Renaud Van Ruymbeke : Elle confirme qu’il existe un lien hiérarchique au parquet et qu’elle a dû rendre des comptes au parquet général. C’est toute la différence avec un juge d’instruction qui n’a aucun compte à rendre au président du tribunal dans la conduite de ses investigations. Le seul contrôle est celui exercé par la chambre de l’instruction.

S’agissant de l’affaire que vous évoquez, elle dit avoir reçu des pressions pour ouvrir une information judiciaire. Je ne vais pas me plaindre que le parquet ouvre une information judiciaire. Je me suis battu pendant des années contre les parquets qui s’opposaient à la délivrance de réquisitoires introductifs et supplétifs. Dans une affaire comme celle-là, très sensible médiatiquement, même si, sur le fond elle n’est pas d’une très grande complexité, le fait que le parquet saisisse un juge n’a rien d’anormal.

Ensuite, les propos de Mme Houlette montrent bien toute l’ambiguïté de sa position. Elle a l’honnêteté de dire ce qui s’est passé. Il apparaît clairement que le PNF rend des comptes au procureur général sur la conduite des enquêtes. Ce contrôle dépasse donc largement le cadre des circulaires de politique pénale puisqu’il intervient dans des affaires particulières.

Dalloz actualité : Est-ce que ses propos vous ont surpris ?

Renaud Van Ruymbeke : Elle confirme que le fonctionnement du parquet n’a pas changé. Cela ne me surprend pas. Ce n’est pas dans ma culture. Ce qui justifie le maintien du juge d’instruction, c’est son indépendance. J’ai toujours dit que l’on pouvait envisager la suppression du juge d’instruction si le parquet était totalement indépendant. C’est un préalable nécessaire. Ce n’est manifestement pas le cas.

### Consigne
Recopiez le passage de l'extrait allant de « S’agissant de l’affaire » à « n’a rien d’anormal. », en remplaçant « information judiciaire » par « enquête judiciaire ». Basez-vous uniquement sur l'extrait.

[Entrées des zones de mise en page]
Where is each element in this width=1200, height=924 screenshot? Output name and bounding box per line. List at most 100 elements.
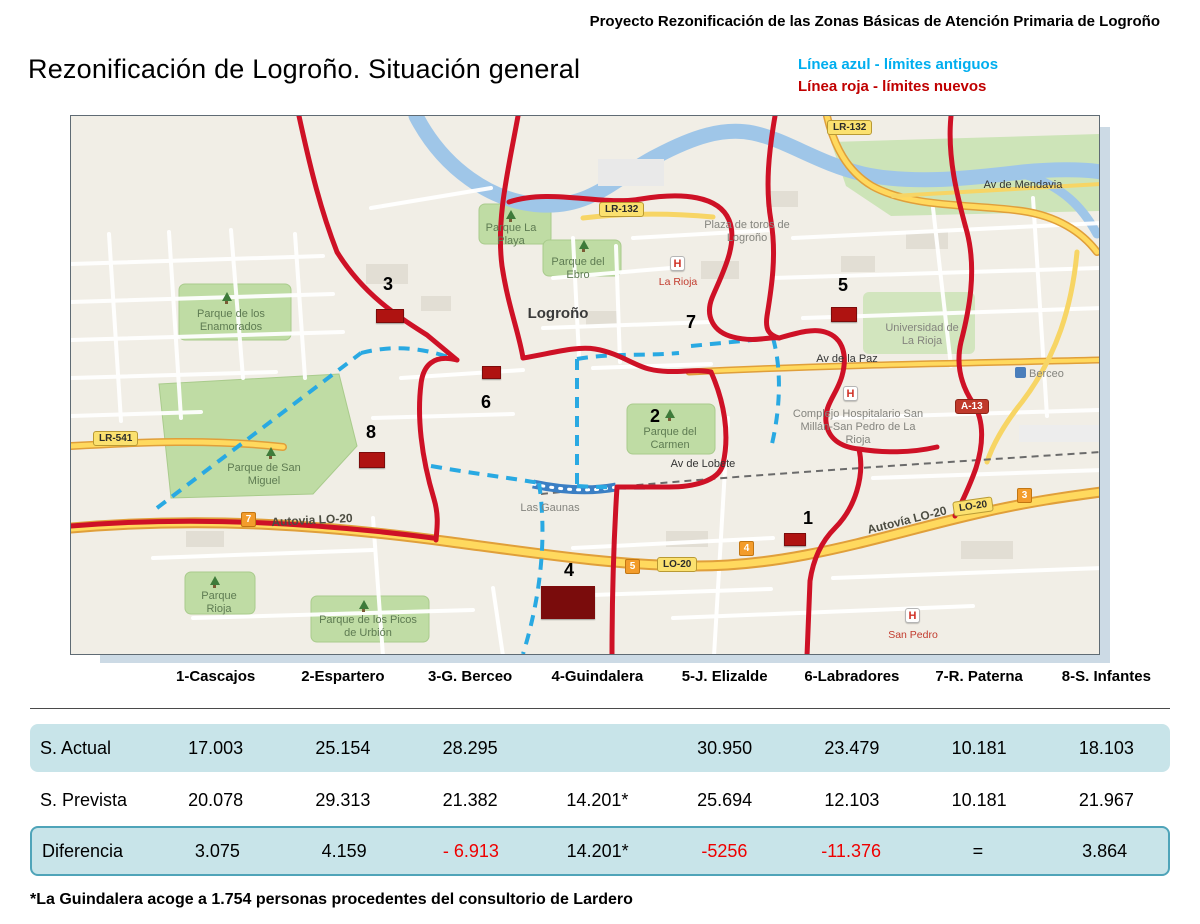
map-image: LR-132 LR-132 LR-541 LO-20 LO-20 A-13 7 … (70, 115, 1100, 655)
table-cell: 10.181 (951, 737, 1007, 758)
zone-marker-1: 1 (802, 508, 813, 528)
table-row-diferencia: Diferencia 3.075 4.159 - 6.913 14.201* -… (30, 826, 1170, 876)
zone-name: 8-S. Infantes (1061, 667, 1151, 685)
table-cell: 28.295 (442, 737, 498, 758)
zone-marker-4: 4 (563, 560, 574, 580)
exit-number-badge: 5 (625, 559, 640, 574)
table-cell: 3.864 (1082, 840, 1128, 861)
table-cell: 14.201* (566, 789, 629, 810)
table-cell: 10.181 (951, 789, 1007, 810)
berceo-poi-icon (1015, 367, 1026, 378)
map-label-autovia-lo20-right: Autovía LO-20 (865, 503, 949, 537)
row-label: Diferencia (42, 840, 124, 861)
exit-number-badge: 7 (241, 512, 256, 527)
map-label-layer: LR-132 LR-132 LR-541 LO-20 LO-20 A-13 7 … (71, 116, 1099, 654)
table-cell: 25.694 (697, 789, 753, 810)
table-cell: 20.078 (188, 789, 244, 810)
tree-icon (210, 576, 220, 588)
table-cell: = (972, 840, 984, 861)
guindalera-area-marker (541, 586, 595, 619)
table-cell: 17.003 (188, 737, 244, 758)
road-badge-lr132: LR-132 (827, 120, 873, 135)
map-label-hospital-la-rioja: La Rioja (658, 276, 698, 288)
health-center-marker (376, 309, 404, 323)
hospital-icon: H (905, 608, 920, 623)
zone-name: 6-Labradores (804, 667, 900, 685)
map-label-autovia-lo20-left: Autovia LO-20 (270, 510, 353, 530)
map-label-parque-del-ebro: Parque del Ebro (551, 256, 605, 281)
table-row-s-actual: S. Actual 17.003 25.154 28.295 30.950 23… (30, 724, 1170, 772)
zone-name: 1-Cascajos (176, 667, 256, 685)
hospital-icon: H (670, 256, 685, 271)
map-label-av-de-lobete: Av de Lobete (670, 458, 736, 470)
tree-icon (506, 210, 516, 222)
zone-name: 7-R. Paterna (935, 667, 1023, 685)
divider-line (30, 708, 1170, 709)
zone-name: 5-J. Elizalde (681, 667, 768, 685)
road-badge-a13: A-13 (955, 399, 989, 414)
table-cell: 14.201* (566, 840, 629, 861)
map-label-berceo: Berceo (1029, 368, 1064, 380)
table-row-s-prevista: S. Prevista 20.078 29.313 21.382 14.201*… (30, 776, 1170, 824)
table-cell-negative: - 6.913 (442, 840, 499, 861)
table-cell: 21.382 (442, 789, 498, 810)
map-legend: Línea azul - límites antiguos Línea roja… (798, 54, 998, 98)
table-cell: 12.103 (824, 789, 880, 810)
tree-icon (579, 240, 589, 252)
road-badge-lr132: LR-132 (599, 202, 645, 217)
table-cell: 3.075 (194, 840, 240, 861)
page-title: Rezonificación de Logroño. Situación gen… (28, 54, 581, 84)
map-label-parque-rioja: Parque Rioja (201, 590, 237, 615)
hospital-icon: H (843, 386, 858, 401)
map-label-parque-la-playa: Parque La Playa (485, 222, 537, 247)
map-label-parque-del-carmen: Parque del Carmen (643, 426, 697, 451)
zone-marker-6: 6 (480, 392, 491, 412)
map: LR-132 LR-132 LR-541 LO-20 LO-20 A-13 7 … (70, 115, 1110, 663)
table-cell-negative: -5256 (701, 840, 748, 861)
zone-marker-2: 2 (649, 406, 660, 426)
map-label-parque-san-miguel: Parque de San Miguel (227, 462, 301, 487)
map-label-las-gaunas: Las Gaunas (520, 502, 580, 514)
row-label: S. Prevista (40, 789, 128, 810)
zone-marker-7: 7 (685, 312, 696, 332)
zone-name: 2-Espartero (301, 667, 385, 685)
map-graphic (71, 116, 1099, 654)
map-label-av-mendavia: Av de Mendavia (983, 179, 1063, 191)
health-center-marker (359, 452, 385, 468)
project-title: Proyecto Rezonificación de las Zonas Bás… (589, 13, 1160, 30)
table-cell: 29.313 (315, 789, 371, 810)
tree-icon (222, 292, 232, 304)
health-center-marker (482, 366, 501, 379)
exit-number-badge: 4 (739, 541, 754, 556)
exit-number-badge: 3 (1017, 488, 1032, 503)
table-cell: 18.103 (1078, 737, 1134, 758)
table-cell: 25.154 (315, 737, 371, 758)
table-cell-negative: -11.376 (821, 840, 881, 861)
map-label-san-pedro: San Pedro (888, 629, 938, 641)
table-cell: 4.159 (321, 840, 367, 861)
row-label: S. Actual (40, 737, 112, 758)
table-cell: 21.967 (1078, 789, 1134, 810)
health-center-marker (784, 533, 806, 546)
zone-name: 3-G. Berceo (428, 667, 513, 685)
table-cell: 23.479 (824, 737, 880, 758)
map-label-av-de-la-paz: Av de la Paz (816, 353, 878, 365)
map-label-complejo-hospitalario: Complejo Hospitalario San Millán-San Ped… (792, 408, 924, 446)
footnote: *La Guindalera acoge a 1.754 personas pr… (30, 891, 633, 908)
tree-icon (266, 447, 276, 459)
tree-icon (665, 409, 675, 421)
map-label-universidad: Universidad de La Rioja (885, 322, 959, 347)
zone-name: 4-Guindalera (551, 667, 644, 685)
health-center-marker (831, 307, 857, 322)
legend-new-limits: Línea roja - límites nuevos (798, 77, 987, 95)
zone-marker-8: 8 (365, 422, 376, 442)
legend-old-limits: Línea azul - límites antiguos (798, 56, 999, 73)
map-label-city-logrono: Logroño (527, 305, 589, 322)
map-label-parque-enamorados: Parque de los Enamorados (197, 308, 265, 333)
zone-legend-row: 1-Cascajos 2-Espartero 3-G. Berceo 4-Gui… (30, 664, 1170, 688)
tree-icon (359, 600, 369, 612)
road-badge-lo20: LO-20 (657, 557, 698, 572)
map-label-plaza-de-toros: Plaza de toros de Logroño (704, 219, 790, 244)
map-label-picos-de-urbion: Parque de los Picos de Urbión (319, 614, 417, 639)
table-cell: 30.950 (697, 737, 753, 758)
* * *
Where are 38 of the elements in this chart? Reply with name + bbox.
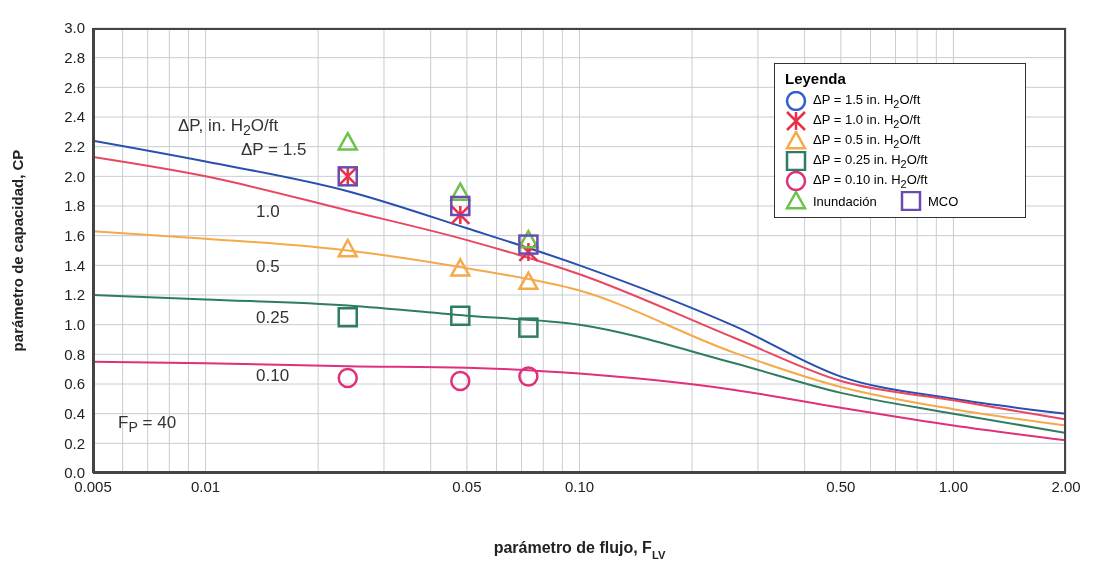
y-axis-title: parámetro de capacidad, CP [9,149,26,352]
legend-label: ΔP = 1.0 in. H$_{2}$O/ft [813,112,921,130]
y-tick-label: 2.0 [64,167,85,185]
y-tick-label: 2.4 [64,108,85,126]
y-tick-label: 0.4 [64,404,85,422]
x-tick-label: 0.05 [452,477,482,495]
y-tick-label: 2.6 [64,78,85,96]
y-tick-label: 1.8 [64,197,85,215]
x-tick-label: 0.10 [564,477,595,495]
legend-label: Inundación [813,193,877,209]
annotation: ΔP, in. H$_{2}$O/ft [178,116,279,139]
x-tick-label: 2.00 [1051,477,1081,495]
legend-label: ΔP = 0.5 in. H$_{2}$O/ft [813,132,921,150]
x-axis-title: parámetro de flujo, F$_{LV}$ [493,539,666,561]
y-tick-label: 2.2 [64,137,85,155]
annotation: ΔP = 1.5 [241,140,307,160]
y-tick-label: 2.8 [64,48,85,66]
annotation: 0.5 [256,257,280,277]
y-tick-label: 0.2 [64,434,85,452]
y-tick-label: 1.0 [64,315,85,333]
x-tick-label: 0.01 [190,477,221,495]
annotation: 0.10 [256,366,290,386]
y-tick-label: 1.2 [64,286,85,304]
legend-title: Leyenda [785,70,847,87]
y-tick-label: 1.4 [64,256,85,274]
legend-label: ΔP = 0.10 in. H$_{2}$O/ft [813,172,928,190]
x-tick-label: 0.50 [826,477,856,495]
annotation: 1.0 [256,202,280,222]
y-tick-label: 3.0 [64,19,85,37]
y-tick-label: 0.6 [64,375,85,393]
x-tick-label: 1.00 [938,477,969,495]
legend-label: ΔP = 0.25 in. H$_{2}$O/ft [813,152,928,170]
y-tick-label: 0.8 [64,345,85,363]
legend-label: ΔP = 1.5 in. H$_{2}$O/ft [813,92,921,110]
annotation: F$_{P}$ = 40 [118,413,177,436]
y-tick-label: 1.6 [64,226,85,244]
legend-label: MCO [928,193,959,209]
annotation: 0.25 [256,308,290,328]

### Réponse attendue
S’agissant de l’affaire que vous évoquez, elle dit avoir reçu des pressions pour ouvrir une enquête judiciaire. Je ne vais pas me plaindre que le parquet ouvre une enquête judiciaire. Je me suis battu pendant des années contre les parquets qui s’opposaient à la délivrance de réquisitoires introductifs et supplétifs. Dans une affaire comme celle-là, très sensible médiatiquement, même si, sur le fond elle n’est pas d’une très grande complexité, le fait que le parquet saisisse un juge n’a rien d’anormal.